Input ->

****************************************

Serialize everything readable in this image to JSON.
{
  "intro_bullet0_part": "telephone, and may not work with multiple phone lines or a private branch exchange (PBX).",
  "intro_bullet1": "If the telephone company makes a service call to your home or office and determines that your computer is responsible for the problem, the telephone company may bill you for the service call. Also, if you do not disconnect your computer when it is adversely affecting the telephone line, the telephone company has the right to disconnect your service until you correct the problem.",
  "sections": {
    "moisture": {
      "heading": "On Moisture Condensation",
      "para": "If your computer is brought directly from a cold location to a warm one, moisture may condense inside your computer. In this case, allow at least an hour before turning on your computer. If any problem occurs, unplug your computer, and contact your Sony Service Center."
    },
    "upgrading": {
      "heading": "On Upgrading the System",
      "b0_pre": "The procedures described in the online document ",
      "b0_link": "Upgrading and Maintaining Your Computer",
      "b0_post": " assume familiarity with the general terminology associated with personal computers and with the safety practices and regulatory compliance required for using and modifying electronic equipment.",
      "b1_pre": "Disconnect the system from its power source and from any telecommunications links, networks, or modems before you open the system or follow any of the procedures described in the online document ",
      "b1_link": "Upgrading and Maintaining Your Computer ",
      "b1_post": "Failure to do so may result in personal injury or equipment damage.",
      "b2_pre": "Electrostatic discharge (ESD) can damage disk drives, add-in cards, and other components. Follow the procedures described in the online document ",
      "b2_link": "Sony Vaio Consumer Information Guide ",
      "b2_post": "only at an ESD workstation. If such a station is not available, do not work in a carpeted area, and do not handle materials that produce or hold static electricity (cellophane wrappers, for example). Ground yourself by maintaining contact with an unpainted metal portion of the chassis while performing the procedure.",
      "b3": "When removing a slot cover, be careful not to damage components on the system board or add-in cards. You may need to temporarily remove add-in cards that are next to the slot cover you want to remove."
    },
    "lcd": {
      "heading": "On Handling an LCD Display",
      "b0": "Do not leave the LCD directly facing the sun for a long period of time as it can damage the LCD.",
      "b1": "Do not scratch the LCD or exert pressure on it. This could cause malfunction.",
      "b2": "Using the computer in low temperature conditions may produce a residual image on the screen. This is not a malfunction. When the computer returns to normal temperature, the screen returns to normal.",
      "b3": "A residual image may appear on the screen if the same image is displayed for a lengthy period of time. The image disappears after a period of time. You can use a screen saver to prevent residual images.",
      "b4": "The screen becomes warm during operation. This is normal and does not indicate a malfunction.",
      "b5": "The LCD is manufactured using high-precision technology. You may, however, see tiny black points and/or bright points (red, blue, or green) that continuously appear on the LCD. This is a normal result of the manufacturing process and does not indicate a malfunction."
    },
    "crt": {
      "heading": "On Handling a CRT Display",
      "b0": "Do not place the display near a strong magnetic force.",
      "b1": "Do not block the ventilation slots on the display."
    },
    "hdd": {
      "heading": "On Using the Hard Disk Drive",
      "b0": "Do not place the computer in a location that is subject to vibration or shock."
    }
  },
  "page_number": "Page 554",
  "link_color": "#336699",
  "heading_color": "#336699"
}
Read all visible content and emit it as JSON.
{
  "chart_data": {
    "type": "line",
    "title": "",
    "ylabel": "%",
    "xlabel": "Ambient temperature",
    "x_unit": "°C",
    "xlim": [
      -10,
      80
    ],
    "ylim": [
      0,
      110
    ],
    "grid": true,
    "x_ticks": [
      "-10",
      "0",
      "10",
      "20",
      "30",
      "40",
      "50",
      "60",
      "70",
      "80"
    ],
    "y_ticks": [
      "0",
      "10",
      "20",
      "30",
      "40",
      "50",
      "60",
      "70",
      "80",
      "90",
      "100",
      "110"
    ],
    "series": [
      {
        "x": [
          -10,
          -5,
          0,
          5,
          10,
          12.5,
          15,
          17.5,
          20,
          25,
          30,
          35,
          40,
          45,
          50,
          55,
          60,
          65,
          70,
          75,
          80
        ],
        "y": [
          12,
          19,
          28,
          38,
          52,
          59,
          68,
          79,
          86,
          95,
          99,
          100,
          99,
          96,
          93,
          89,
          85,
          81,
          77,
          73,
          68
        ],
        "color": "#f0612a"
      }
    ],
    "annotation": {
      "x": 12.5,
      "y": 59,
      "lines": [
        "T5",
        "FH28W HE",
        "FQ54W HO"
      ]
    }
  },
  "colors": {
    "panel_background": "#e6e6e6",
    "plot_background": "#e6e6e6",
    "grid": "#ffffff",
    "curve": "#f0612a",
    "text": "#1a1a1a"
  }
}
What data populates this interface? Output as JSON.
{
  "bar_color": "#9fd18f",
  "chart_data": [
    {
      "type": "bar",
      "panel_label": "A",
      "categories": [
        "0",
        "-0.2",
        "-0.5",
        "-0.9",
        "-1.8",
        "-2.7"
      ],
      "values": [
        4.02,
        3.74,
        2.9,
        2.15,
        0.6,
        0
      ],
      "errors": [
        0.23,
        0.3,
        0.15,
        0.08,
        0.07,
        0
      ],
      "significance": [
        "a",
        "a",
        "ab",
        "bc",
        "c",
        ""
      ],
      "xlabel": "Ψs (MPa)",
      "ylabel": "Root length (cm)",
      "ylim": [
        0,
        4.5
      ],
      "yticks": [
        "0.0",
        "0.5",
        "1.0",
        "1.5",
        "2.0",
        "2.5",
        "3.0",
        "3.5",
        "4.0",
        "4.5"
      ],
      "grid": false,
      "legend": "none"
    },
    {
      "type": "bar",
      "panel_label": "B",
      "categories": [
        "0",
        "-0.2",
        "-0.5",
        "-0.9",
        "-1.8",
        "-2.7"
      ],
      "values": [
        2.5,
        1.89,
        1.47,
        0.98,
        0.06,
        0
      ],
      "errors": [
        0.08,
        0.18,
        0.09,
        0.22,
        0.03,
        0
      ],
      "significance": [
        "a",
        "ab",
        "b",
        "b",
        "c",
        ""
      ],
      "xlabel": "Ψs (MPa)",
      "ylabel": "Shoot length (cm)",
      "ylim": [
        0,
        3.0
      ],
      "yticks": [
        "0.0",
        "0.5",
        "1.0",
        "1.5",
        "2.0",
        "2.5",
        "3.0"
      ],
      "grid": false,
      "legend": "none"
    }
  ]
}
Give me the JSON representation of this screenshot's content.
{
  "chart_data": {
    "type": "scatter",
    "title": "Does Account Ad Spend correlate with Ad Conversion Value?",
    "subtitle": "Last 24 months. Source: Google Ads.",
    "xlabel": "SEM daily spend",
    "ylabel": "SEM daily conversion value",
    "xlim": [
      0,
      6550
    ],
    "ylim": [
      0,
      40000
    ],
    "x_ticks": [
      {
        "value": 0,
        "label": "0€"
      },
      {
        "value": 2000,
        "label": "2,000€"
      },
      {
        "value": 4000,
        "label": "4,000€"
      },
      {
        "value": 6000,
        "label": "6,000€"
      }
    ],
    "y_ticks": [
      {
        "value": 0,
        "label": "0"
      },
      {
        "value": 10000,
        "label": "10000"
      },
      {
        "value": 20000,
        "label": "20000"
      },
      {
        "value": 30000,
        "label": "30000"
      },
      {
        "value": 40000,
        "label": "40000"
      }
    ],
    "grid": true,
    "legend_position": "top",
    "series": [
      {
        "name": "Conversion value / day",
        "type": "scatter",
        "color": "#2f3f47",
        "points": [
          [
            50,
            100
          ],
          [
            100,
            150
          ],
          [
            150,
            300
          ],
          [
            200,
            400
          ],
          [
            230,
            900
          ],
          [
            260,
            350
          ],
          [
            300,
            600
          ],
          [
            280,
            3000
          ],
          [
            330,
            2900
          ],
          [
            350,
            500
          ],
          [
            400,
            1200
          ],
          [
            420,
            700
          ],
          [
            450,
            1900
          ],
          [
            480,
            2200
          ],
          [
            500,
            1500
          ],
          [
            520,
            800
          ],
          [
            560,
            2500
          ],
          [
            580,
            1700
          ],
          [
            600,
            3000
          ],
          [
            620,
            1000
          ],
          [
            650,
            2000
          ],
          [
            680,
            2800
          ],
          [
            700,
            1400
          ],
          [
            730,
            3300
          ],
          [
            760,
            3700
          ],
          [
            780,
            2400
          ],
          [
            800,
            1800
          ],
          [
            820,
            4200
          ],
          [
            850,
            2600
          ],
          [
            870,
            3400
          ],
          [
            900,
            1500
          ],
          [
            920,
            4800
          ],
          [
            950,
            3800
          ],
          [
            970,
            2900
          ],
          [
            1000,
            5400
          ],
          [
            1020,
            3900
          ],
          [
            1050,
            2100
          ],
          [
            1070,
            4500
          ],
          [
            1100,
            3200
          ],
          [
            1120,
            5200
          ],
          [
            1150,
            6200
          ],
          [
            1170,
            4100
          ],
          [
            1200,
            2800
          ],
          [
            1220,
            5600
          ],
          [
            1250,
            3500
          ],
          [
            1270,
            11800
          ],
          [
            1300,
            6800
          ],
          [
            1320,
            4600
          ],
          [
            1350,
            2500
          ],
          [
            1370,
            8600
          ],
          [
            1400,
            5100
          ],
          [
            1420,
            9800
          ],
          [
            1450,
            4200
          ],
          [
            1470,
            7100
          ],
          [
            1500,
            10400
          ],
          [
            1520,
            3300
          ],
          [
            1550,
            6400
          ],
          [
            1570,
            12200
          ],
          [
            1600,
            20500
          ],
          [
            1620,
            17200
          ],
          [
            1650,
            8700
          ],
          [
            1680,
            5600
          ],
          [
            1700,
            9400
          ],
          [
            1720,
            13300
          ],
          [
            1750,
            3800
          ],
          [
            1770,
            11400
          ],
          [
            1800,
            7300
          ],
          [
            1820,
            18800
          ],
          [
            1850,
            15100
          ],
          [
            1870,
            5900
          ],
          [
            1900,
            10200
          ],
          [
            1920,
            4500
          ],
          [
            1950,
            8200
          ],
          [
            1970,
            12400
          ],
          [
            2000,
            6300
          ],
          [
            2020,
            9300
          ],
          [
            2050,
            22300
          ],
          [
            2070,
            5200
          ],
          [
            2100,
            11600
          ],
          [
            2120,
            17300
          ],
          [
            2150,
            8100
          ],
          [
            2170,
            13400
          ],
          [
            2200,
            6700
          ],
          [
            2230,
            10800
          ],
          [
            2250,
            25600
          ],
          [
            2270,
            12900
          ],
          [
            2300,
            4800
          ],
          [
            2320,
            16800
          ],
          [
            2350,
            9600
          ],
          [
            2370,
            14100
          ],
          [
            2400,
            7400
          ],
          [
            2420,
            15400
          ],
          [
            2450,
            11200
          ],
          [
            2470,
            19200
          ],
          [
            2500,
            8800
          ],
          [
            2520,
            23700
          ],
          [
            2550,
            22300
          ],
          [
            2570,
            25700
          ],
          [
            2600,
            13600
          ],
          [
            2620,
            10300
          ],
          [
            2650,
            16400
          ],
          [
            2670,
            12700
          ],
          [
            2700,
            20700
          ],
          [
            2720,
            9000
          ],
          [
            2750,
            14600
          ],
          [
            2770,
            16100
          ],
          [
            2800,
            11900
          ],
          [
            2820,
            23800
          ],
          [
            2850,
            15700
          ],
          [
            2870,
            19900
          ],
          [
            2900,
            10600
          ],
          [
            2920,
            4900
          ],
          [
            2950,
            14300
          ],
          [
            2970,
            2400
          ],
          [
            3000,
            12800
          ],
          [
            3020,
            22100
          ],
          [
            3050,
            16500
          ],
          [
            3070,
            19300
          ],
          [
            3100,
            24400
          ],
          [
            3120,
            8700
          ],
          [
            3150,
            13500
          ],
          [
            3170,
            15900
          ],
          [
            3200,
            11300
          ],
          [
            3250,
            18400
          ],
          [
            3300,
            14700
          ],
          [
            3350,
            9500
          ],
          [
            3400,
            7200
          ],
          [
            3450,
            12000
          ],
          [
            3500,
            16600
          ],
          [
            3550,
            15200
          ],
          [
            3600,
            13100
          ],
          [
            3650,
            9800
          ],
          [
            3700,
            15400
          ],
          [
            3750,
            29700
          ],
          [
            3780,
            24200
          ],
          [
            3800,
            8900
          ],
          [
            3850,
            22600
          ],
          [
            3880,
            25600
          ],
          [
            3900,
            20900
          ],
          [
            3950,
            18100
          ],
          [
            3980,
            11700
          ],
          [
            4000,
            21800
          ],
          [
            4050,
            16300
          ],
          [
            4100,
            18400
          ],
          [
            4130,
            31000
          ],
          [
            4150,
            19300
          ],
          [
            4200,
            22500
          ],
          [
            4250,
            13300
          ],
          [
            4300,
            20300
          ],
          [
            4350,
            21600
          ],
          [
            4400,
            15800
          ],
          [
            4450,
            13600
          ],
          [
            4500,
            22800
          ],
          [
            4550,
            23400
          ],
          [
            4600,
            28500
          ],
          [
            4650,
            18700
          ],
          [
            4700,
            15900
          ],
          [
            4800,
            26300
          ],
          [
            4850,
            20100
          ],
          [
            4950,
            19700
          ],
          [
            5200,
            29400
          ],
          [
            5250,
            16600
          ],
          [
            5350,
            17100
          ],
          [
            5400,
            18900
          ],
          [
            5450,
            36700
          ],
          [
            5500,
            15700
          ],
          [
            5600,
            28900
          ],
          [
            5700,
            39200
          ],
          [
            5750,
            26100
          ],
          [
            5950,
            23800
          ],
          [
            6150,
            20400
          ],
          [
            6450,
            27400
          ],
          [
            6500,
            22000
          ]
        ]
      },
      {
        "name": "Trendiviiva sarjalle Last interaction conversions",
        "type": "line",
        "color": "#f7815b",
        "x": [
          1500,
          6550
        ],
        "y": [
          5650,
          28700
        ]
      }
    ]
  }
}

****************************************

Directions for this task ->
Say how many lines hold the word "points", giving the number and nothing else.

Response below ->
2